──────── Supplied records

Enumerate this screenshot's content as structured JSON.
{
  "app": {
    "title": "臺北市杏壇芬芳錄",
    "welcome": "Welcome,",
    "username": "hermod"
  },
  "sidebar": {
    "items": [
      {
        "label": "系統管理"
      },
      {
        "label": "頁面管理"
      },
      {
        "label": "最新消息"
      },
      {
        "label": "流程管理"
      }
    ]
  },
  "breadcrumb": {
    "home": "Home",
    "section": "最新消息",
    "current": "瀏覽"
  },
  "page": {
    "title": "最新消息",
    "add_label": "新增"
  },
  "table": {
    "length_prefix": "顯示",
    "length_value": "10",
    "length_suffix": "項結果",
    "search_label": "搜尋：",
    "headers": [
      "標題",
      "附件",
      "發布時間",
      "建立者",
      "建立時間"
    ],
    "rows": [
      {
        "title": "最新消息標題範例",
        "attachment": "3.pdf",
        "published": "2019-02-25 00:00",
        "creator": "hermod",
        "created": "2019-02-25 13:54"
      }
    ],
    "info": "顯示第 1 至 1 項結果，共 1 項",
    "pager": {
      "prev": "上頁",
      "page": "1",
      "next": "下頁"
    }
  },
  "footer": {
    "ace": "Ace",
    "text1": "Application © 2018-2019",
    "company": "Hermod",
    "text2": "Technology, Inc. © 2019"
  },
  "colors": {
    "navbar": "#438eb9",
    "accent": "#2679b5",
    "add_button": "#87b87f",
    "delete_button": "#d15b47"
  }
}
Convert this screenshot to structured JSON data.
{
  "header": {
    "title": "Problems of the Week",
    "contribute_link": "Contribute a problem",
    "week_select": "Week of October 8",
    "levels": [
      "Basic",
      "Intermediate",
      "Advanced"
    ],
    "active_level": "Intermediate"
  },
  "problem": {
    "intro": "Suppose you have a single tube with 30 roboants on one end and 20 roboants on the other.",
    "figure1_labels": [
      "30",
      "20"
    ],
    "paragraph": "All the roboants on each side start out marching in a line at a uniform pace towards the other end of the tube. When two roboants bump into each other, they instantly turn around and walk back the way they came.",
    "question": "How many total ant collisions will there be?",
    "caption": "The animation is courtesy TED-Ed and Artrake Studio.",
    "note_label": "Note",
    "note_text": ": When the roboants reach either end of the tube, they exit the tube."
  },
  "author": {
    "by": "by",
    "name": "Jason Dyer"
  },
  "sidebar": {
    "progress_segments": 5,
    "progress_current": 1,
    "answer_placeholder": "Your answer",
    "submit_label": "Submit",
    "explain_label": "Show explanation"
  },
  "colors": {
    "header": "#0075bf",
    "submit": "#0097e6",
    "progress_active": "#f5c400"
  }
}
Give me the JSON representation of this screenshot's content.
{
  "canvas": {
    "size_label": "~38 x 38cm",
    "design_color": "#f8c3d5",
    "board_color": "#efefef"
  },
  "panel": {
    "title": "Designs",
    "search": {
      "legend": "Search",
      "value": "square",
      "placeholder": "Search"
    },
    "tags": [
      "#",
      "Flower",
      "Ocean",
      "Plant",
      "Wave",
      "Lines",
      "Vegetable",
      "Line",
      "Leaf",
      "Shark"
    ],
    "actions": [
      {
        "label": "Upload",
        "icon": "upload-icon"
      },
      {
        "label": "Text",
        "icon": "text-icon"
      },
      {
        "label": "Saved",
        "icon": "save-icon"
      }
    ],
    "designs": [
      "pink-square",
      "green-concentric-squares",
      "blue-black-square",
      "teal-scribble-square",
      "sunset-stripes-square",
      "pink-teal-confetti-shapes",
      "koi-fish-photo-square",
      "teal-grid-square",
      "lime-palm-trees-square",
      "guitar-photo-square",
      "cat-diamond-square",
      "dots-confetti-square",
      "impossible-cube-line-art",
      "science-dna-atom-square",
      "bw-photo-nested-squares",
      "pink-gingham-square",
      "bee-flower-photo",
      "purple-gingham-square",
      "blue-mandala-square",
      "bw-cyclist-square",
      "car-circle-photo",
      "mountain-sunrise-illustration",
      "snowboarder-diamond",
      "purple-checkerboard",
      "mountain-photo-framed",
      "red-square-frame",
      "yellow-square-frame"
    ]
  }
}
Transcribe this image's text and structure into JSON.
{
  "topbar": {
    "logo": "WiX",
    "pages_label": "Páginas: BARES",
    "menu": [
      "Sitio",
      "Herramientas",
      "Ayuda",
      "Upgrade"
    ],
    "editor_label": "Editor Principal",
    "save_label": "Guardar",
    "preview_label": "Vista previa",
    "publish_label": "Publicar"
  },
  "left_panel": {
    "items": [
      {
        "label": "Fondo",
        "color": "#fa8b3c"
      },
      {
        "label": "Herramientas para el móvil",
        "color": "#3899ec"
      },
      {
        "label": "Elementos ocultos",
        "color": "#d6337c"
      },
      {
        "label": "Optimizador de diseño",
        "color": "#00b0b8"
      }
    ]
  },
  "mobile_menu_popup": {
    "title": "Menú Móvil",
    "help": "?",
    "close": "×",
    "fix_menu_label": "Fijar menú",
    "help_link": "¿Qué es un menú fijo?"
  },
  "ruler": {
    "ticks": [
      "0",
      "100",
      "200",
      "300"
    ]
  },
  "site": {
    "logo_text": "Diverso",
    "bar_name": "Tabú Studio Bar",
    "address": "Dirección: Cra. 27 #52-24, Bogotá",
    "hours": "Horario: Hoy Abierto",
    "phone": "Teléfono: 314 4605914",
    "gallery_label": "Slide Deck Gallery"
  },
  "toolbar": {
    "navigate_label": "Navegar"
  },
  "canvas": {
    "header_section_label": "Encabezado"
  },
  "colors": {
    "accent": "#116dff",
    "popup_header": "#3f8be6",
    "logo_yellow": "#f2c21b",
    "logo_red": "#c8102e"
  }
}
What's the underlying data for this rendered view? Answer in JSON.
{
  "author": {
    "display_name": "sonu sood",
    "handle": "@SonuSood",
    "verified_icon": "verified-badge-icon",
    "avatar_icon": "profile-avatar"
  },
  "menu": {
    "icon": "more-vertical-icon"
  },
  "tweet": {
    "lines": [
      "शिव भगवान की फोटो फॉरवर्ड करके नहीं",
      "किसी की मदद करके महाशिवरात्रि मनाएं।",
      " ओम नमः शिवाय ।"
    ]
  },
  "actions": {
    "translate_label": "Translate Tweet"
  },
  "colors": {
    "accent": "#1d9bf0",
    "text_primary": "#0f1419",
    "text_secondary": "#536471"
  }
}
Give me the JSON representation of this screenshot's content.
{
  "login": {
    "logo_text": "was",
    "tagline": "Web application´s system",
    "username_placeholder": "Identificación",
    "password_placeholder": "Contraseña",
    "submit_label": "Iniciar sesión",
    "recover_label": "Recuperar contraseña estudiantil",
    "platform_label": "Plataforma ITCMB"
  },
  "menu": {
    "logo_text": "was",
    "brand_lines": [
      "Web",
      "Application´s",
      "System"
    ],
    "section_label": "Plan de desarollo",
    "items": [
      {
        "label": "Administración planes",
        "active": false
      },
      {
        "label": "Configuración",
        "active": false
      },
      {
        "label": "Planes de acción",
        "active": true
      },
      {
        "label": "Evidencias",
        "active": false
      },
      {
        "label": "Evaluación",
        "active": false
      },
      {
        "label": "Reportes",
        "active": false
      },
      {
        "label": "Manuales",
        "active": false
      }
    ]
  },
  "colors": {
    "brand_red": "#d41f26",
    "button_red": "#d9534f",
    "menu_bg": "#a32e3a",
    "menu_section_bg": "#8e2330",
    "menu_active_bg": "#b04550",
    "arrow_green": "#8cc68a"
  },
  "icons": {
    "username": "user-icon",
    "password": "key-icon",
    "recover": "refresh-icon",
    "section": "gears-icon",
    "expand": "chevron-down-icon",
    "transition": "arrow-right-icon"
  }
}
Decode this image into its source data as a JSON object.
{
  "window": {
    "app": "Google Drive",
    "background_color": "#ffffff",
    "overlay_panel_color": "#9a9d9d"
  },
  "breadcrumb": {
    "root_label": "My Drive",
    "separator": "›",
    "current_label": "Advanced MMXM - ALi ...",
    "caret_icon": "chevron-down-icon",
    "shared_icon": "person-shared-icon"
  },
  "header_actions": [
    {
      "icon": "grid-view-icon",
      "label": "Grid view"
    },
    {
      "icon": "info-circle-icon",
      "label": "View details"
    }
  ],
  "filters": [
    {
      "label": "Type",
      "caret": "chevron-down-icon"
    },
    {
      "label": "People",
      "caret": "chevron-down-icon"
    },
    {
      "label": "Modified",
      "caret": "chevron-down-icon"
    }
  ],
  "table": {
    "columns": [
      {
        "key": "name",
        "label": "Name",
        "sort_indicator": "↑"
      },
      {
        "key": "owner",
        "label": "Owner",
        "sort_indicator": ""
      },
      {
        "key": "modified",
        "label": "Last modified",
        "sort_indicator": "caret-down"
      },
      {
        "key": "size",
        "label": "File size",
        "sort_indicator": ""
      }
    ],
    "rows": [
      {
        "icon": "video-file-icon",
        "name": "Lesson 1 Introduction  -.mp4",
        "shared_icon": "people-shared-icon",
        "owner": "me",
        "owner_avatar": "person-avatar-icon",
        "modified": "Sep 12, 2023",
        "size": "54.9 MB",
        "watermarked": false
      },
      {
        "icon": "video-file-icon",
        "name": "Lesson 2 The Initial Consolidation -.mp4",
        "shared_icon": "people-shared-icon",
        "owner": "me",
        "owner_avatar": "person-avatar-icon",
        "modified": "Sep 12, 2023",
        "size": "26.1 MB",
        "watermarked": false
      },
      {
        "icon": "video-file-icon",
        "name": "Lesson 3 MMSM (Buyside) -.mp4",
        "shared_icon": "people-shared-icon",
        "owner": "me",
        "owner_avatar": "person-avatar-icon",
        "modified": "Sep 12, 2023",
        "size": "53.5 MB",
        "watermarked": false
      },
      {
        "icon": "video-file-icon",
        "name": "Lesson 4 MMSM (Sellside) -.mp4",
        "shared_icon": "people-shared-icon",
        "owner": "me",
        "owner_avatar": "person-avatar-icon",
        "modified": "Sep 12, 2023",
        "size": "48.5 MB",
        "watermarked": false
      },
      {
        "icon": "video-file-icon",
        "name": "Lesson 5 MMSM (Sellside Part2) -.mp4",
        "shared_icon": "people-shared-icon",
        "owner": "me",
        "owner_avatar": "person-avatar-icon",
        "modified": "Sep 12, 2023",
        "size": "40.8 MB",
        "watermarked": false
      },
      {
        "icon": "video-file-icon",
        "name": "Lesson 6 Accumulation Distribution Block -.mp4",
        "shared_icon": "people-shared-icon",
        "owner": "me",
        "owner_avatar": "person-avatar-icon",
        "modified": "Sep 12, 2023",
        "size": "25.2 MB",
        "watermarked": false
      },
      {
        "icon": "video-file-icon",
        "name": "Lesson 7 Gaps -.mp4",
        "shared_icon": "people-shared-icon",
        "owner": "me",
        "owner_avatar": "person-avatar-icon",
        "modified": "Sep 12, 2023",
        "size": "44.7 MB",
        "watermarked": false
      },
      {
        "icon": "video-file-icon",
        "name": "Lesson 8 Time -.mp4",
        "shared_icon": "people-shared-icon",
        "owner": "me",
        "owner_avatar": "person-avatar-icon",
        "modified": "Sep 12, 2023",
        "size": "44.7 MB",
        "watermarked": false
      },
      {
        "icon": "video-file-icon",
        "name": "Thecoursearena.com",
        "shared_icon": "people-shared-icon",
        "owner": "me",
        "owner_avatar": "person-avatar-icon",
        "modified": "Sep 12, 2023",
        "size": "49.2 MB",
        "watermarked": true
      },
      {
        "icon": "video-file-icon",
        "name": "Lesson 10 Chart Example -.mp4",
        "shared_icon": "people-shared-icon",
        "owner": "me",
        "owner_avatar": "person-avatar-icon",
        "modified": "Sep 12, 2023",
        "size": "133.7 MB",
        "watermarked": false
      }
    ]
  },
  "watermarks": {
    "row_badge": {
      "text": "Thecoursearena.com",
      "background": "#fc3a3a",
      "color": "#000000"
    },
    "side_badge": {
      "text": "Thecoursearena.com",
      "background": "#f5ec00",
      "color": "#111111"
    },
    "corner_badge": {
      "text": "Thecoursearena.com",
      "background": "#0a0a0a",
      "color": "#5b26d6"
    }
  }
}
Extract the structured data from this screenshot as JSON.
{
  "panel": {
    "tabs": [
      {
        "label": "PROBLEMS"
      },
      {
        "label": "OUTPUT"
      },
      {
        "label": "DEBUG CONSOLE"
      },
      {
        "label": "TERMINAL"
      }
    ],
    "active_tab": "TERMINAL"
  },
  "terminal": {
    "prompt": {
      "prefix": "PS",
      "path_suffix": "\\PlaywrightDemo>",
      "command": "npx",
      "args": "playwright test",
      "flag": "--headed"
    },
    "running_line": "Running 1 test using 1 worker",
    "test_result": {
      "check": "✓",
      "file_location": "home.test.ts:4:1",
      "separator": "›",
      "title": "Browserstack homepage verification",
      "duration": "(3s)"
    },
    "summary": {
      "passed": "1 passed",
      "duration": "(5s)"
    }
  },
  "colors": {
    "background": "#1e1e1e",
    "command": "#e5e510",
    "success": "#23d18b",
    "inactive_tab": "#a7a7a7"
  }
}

────────────────

[Problem requirements] Each line above that includes "Herramientas" should be shown.

[Written response]
      "Herramientas",
        "label": "Herramientas para el móvil",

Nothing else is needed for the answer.